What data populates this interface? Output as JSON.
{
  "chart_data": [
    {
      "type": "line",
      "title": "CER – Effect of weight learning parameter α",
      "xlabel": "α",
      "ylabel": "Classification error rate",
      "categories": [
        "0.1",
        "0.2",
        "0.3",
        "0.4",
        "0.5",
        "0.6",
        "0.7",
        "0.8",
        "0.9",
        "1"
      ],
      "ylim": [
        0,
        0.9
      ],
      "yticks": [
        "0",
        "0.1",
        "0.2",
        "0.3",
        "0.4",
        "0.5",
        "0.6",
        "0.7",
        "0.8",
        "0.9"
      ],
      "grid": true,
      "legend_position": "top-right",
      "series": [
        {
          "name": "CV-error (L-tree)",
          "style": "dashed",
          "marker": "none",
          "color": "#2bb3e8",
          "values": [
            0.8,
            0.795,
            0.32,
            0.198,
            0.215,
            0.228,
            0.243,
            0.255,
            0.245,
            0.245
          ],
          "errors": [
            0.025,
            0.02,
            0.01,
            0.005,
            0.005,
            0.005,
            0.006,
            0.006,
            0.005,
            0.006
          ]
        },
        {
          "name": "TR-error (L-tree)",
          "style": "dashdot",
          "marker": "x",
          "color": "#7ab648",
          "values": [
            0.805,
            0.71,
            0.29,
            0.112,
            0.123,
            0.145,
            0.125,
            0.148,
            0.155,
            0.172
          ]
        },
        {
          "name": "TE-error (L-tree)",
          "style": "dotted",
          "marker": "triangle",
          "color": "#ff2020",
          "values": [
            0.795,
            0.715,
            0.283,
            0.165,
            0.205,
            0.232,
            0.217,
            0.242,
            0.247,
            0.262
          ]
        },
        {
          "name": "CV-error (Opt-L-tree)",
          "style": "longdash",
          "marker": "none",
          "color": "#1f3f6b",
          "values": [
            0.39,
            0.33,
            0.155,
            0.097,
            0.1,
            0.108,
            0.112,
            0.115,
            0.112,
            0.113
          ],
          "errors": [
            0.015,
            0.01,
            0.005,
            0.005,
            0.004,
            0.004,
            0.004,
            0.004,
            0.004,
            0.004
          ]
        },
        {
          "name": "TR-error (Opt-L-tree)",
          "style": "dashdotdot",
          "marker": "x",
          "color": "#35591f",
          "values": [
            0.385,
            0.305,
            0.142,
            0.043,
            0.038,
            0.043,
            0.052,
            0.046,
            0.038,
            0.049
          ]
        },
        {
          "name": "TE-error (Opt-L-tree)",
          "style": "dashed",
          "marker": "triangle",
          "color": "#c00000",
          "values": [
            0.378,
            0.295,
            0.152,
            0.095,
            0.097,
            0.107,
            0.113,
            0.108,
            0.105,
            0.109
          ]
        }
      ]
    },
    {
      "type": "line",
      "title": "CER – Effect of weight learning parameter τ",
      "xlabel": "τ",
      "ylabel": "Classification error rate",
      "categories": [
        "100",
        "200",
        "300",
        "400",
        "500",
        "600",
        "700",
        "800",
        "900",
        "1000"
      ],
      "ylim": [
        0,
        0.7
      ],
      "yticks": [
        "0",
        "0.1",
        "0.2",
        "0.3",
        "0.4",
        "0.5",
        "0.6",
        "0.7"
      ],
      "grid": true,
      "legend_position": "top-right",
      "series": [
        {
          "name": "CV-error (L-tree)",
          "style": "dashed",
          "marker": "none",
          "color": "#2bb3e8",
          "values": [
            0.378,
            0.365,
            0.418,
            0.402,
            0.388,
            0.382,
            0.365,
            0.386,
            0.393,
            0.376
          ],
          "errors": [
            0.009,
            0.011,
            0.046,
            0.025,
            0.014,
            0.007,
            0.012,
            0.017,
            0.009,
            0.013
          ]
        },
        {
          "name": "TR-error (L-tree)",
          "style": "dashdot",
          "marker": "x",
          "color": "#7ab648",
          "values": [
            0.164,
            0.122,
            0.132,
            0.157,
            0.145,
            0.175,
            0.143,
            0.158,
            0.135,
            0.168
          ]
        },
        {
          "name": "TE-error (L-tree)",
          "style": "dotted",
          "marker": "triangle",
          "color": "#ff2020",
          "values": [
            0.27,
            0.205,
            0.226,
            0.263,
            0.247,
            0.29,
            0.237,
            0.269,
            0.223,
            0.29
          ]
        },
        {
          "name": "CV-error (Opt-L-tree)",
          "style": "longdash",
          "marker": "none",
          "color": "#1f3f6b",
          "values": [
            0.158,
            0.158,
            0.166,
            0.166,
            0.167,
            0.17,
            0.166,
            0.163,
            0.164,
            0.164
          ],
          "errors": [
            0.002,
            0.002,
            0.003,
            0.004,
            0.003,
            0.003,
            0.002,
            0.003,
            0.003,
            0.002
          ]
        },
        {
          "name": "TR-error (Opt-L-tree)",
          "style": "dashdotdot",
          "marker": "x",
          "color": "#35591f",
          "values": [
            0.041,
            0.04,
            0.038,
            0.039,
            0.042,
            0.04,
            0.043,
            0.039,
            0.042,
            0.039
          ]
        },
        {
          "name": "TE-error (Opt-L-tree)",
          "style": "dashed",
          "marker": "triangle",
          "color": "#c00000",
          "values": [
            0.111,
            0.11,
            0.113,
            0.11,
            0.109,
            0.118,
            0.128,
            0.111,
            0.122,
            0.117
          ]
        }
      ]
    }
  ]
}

__________

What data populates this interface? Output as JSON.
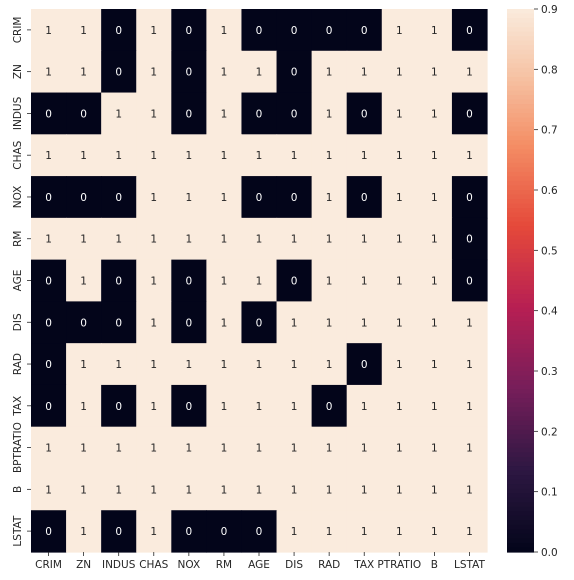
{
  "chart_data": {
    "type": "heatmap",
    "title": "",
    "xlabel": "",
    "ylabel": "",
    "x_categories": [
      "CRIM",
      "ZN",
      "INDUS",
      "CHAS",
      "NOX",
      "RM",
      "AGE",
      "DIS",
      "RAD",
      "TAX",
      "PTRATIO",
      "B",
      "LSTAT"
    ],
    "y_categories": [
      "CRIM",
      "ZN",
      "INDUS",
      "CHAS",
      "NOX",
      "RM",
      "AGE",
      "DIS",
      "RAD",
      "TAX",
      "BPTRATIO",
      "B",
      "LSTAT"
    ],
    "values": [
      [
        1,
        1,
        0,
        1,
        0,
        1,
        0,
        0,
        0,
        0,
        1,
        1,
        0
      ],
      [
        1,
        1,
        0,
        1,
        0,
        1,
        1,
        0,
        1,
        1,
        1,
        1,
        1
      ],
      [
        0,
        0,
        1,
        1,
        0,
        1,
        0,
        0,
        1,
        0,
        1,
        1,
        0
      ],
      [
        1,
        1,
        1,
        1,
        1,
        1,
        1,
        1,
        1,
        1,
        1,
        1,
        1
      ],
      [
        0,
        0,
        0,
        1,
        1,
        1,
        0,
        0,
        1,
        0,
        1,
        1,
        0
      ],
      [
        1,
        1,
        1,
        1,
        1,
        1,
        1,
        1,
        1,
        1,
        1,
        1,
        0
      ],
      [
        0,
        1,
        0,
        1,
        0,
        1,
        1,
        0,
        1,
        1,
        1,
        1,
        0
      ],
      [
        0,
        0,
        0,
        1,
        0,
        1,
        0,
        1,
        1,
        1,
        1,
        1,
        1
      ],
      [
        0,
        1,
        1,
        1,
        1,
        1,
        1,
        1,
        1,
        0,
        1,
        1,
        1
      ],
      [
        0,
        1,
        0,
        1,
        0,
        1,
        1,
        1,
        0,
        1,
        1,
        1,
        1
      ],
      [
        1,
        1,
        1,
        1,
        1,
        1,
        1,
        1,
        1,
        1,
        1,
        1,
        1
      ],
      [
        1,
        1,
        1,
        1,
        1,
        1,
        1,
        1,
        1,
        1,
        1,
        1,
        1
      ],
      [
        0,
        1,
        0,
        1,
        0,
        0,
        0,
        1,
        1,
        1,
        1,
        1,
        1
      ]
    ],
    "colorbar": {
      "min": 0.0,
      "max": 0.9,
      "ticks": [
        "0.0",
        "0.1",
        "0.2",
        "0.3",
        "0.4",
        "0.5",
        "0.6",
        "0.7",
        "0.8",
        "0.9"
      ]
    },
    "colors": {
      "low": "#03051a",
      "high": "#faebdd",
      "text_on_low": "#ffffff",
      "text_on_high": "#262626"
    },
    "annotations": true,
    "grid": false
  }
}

__________

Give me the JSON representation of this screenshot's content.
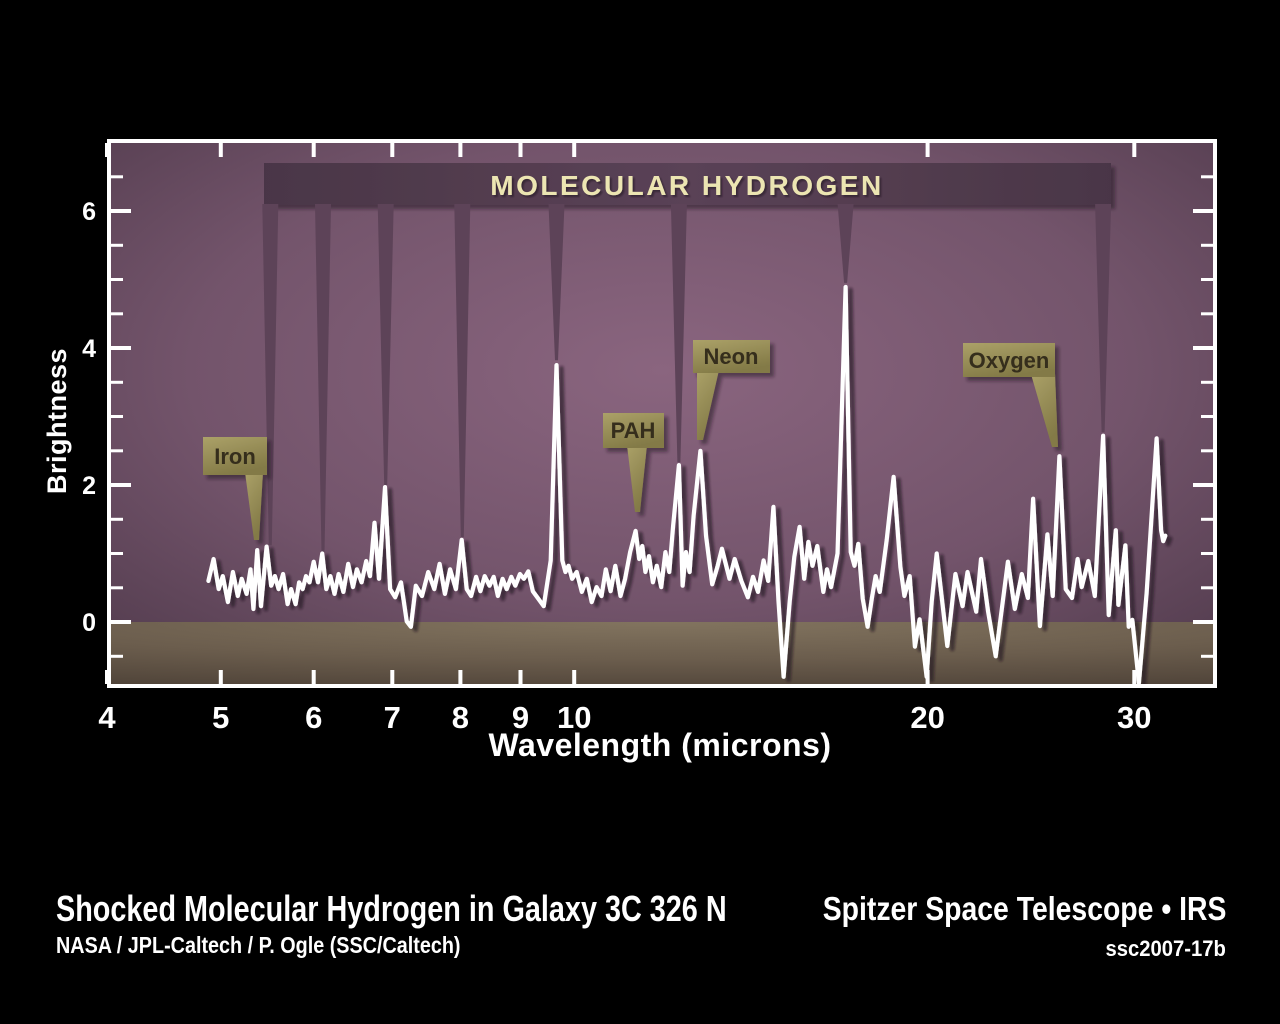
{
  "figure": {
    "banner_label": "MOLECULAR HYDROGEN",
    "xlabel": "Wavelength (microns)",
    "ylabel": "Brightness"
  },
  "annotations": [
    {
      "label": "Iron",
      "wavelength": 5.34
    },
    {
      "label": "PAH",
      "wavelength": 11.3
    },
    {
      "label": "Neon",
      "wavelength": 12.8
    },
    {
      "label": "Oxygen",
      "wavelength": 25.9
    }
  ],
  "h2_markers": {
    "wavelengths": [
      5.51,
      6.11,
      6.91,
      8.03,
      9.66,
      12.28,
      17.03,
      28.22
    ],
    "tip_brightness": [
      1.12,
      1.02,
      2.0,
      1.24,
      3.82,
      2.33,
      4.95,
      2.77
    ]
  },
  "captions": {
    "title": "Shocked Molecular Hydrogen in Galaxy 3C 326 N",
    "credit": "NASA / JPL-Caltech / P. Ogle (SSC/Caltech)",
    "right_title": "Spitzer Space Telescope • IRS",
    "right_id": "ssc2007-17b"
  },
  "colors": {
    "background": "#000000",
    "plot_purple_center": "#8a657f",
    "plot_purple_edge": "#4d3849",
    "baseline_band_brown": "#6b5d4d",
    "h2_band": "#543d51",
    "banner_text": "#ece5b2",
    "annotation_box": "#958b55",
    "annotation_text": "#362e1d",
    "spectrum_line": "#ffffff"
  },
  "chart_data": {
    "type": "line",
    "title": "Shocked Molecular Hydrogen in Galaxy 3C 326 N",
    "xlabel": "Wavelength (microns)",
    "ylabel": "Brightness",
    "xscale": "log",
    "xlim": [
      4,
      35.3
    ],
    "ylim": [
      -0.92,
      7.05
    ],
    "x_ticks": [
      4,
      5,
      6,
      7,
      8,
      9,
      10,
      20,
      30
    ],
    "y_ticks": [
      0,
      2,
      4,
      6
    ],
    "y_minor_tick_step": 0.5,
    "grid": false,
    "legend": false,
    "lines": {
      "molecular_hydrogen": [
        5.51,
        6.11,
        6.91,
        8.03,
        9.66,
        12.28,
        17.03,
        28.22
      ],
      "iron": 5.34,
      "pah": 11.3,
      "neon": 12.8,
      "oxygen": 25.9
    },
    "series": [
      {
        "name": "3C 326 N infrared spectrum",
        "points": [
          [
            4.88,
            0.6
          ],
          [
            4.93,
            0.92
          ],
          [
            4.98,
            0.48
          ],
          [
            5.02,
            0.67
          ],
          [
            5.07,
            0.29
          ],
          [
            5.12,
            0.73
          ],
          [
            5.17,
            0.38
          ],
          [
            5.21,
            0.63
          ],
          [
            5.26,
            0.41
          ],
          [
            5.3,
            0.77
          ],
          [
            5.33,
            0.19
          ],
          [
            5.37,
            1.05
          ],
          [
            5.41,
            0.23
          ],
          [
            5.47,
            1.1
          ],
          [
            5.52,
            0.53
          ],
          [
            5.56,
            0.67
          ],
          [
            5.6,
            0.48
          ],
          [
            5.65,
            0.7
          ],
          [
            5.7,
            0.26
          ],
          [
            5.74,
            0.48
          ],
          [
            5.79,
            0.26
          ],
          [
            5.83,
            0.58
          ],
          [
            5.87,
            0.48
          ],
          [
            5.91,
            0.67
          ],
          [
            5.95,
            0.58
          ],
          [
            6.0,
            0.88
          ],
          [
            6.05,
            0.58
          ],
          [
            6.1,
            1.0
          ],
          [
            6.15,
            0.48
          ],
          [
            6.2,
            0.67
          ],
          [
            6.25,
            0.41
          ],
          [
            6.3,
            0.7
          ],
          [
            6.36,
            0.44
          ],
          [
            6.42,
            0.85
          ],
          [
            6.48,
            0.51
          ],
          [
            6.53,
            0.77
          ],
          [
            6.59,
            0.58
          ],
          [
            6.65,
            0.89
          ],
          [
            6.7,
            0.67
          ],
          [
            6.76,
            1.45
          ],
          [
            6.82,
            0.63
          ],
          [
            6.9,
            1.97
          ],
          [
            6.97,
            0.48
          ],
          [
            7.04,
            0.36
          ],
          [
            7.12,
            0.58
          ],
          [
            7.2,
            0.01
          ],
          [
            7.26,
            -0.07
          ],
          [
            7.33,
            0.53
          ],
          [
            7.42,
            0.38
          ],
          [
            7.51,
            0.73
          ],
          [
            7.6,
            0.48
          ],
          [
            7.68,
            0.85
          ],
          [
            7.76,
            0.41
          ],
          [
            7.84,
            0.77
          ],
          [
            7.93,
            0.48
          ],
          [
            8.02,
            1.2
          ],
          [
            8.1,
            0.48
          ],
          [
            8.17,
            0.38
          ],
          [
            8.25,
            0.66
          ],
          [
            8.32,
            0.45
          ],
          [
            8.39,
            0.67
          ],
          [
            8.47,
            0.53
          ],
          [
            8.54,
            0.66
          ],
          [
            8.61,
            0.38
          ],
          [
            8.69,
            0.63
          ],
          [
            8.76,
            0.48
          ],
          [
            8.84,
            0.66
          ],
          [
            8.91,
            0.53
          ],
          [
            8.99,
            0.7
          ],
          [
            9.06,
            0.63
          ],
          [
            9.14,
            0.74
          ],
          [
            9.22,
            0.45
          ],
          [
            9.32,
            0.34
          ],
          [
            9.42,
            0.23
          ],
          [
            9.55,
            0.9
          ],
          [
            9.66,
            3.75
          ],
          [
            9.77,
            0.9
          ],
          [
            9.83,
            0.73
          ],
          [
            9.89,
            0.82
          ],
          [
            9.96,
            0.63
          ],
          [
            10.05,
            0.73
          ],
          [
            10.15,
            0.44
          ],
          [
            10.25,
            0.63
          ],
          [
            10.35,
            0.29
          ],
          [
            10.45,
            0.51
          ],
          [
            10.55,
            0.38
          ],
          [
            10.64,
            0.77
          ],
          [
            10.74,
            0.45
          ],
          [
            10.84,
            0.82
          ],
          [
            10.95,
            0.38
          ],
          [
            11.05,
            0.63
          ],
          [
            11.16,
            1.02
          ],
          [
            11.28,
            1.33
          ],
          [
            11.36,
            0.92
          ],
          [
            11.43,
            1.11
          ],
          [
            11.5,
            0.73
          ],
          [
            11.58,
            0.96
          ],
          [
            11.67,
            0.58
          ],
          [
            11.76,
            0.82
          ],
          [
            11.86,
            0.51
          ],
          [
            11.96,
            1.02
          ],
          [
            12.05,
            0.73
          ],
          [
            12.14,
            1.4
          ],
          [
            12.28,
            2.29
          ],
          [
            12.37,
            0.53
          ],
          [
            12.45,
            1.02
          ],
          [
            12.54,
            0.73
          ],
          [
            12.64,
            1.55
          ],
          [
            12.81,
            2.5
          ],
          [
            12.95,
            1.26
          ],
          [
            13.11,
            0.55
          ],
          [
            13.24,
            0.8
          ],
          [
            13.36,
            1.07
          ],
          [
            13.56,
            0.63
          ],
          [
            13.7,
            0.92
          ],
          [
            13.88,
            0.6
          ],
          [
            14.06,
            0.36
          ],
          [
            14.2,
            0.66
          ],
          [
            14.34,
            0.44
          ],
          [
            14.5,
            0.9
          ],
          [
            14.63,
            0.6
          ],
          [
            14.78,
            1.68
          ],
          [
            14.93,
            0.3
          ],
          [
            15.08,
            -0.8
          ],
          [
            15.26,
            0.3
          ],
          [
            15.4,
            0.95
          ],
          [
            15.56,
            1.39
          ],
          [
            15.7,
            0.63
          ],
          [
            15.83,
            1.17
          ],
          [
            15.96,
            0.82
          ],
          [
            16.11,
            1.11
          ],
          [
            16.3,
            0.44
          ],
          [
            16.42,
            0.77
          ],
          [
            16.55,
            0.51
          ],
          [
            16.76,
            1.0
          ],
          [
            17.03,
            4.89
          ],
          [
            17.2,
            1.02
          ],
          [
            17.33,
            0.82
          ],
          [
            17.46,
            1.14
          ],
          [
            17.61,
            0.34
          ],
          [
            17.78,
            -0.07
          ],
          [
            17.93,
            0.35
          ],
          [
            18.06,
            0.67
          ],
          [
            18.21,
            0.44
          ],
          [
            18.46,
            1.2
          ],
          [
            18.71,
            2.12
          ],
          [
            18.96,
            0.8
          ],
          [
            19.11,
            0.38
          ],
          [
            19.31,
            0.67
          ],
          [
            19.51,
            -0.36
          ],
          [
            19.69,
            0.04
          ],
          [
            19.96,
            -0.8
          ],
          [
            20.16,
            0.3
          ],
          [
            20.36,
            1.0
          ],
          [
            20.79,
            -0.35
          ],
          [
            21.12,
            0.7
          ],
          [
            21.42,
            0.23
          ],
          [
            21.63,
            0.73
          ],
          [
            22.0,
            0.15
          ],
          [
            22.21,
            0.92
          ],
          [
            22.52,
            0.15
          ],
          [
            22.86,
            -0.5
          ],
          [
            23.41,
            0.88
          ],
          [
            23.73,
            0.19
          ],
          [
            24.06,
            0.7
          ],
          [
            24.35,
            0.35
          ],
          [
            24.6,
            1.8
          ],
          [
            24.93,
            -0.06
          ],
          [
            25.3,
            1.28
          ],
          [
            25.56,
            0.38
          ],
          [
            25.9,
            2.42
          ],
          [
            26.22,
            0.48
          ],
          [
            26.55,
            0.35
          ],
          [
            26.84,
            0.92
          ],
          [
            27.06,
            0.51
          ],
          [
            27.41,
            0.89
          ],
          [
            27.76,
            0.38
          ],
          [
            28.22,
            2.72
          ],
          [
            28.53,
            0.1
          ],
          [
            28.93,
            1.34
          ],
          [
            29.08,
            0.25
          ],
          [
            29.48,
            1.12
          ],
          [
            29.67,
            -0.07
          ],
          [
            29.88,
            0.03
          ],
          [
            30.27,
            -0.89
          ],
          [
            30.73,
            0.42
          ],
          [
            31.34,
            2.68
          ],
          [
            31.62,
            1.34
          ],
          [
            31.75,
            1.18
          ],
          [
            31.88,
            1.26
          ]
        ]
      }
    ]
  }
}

__________

Go through the material line by line. Show each line that contains the string "grid".

      "grid": true,
      "grid": true,
    "grid": false
    "grid": false,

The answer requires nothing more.